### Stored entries
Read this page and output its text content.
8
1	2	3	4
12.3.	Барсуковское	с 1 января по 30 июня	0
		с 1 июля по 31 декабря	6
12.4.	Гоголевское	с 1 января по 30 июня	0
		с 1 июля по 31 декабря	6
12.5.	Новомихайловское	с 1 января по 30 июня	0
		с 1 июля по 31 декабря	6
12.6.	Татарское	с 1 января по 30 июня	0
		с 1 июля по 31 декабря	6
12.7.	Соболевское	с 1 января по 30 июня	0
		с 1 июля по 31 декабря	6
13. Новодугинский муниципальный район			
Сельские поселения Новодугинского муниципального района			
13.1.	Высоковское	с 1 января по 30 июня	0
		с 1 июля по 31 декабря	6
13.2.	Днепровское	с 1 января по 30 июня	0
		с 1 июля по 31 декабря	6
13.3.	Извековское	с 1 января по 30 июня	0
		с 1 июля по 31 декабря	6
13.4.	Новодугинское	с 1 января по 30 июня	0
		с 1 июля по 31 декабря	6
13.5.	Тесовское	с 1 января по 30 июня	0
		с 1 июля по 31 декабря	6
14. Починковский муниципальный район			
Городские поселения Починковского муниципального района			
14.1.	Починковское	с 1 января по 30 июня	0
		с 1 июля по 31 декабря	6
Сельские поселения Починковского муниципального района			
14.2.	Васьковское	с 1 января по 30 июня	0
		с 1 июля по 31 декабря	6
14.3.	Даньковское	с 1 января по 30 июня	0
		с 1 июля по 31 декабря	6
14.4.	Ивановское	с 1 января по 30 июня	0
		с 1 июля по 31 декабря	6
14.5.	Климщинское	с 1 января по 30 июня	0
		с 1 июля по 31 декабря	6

==

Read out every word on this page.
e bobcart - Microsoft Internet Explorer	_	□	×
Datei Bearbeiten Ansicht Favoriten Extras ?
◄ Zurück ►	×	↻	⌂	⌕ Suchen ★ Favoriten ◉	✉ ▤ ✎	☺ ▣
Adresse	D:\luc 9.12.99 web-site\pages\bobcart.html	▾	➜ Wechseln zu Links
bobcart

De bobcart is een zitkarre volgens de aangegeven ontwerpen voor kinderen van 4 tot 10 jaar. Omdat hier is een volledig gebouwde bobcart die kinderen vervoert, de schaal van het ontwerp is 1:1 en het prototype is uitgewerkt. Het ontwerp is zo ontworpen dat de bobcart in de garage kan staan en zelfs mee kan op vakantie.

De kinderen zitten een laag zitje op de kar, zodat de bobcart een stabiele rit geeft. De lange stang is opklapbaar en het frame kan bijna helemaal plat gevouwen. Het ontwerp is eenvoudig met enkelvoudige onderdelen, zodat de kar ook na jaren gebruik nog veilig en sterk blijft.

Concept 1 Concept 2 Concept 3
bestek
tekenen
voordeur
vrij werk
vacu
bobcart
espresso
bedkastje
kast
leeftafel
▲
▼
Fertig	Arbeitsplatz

...

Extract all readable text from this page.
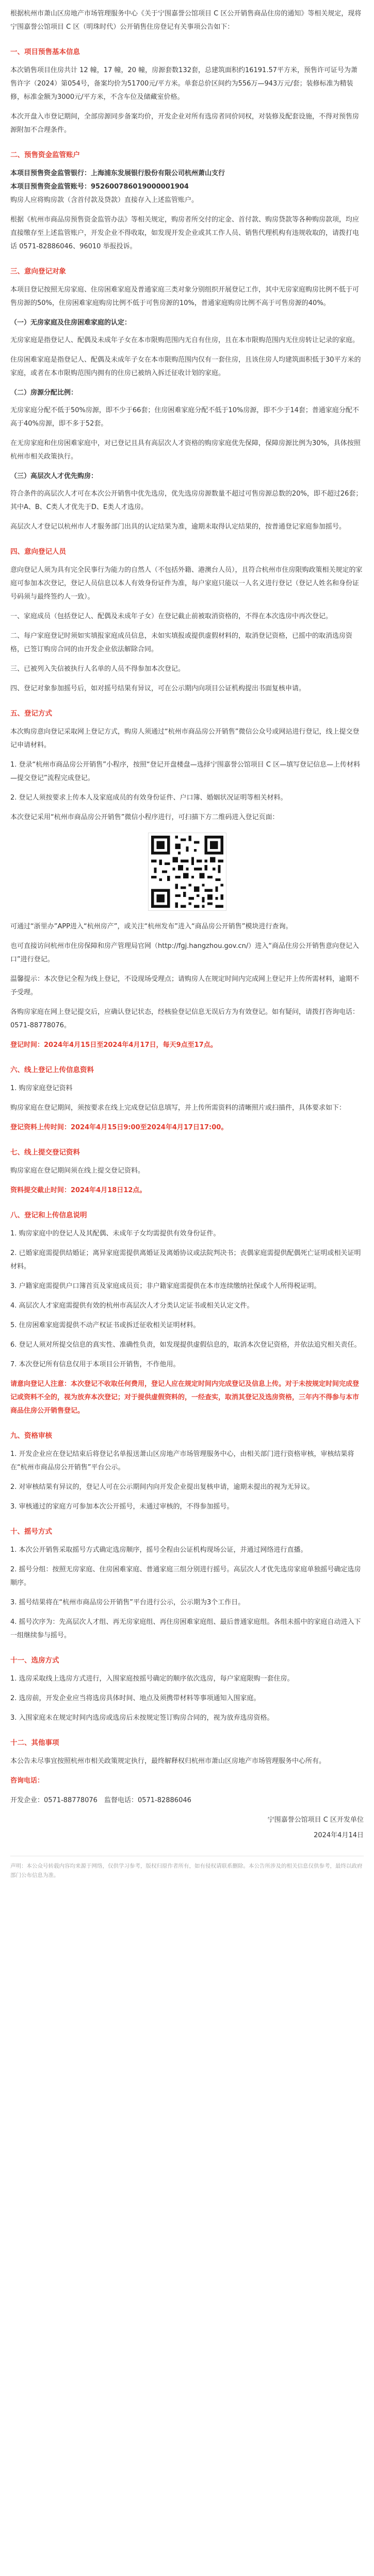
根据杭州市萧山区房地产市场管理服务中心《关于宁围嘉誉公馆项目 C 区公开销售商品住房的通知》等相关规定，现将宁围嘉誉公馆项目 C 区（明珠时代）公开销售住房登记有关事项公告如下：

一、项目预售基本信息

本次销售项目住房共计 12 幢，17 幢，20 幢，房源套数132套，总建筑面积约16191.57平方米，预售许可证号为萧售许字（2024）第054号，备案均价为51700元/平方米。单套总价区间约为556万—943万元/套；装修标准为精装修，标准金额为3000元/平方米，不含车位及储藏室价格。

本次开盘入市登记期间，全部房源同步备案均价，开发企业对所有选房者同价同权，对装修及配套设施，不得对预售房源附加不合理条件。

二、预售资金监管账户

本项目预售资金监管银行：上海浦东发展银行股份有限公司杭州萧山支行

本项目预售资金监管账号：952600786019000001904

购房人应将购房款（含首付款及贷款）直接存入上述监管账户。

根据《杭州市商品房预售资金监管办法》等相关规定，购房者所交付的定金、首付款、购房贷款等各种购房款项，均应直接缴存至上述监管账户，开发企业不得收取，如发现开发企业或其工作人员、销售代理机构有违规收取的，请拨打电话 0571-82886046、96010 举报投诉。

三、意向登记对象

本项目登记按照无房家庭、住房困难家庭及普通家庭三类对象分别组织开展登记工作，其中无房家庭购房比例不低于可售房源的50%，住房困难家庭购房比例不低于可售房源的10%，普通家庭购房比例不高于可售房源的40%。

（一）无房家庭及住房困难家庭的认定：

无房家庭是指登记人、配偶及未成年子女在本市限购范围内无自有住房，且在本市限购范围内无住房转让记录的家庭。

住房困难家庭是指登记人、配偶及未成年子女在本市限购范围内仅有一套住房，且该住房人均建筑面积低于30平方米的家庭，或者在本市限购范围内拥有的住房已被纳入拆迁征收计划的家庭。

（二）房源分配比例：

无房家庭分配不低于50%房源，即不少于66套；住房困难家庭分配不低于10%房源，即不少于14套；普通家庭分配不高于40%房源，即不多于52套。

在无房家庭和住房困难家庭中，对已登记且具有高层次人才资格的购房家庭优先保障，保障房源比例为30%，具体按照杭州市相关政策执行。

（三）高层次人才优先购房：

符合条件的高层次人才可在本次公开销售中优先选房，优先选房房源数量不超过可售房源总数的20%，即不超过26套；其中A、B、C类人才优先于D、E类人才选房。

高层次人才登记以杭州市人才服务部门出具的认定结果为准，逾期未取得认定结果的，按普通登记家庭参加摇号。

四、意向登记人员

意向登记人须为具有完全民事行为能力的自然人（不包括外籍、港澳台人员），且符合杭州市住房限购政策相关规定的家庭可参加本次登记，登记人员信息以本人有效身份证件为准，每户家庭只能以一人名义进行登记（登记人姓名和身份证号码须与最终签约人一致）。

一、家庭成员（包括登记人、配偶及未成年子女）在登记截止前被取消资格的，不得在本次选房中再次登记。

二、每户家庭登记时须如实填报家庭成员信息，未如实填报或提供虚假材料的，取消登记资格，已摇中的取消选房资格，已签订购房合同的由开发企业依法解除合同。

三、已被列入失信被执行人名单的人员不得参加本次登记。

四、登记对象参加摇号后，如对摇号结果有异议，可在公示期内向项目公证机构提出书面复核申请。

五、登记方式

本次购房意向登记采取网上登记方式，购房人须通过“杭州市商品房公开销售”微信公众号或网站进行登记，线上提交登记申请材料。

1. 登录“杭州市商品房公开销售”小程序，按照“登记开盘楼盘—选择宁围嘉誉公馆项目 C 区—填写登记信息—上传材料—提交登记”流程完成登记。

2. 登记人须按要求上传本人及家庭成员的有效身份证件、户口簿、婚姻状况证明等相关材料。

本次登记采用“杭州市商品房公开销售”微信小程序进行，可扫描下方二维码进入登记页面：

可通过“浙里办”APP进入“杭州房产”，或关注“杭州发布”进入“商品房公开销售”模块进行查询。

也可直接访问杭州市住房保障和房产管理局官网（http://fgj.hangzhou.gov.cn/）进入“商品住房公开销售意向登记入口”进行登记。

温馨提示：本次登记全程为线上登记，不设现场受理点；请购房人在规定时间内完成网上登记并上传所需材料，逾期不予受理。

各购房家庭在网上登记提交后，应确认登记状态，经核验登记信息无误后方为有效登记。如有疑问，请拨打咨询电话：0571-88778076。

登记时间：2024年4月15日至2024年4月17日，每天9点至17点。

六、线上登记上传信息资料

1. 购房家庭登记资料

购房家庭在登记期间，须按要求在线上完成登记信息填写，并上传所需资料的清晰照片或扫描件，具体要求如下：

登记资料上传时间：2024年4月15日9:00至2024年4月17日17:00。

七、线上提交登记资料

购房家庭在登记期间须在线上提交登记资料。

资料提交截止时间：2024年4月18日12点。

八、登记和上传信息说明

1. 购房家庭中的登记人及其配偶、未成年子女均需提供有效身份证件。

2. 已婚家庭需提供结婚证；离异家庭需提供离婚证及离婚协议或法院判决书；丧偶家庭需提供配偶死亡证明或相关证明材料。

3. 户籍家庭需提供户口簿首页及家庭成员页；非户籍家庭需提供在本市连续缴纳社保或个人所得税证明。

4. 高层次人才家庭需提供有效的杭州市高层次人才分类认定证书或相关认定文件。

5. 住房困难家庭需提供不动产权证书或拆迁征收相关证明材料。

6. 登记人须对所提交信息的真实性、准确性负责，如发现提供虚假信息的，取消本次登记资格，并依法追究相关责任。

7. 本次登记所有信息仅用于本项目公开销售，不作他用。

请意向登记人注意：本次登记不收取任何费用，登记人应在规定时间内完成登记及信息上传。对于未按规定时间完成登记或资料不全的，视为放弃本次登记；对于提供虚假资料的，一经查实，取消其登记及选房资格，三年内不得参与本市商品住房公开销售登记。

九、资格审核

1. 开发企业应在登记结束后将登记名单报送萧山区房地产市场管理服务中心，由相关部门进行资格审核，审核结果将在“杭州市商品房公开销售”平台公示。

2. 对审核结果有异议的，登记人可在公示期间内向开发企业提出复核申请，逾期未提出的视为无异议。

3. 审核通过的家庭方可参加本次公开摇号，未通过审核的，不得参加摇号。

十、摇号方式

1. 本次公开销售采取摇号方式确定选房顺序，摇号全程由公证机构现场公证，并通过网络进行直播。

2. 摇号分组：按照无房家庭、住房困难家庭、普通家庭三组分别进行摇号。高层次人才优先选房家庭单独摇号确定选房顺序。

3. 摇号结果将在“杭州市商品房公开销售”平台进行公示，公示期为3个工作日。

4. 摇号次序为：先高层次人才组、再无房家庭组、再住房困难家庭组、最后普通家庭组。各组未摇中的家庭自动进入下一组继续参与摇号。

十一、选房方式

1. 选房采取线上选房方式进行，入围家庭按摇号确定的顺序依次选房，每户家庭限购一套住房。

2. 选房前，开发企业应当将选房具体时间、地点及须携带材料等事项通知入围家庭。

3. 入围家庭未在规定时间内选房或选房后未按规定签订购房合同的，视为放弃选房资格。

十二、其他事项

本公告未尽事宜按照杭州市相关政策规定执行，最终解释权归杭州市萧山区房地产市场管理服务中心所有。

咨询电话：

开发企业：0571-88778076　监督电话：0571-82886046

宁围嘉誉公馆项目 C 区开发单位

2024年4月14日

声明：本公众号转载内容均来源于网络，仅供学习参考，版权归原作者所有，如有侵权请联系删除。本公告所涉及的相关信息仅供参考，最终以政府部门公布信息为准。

### Instructions to follow
Filter the records above and return every line that holds the word "Favoriten".

### Exercise answer
Datei Bearbeiten Ansicht Favoriten Extras ?
◄ Zurück ►	×	↻	⌂	⌕ Suchen ★ Favoriten ◉	✉ ▤ ✎	☺ ▣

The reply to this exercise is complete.